Source data:
>>

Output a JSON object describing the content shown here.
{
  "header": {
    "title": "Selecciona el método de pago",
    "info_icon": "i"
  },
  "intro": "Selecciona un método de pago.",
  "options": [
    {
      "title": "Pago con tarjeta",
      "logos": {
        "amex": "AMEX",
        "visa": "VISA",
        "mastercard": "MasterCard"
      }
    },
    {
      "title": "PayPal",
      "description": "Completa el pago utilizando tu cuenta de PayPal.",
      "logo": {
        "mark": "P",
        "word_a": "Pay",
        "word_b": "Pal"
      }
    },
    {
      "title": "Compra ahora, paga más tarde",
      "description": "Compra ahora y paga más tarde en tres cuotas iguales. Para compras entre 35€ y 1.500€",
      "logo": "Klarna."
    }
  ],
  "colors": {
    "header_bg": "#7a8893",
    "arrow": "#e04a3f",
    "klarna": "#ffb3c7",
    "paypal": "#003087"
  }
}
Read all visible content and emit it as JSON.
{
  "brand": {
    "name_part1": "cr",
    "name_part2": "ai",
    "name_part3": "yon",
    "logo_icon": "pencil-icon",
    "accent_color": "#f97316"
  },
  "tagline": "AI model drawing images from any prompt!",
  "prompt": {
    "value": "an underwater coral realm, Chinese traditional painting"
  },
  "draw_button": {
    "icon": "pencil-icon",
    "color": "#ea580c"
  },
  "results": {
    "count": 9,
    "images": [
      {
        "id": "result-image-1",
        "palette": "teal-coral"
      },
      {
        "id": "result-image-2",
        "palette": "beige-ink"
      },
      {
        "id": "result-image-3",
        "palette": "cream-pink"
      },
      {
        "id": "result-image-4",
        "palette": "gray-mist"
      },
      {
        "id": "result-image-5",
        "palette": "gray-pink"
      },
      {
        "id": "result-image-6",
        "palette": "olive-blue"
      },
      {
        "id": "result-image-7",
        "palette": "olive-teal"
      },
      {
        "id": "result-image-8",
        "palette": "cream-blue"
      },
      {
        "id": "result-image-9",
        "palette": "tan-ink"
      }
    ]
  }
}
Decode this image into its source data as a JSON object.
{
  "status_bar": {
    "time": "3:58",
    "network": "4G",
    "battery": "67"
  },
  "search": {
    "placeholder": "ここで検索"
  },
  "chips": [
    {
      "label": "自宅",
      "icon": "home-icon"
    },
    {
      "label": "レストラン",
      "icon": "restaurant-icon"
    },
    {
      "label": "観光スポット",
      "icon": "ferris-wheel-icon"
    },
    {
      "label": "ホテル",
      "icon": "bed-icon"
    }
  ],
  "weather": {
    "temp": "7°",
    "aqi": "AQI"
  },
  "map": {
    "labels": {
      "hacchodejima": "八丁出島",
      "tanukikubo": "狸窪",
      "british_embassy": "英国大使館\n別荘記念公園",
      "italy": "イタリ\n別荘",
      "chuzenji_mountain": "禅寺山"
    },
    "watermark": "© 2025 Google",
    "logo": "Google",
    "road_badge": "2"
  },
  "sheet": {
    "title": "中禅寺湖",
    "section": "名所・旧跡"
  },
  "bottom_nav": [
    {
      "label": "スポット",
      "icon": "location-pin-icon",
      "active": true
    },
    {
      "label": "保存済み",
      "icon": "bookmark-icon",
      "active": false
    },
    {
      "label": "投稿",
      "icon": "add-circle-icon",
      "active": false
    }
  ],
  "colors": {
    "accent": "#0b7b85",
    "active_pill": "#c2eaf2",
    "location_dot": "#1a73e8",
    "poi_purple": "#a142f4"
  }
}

<<

Written task:
Each line above that includes "object" should be shown.

Complete output:
Output a JSON object describing the content shown here.
Decode this image into its source data as a JSON object.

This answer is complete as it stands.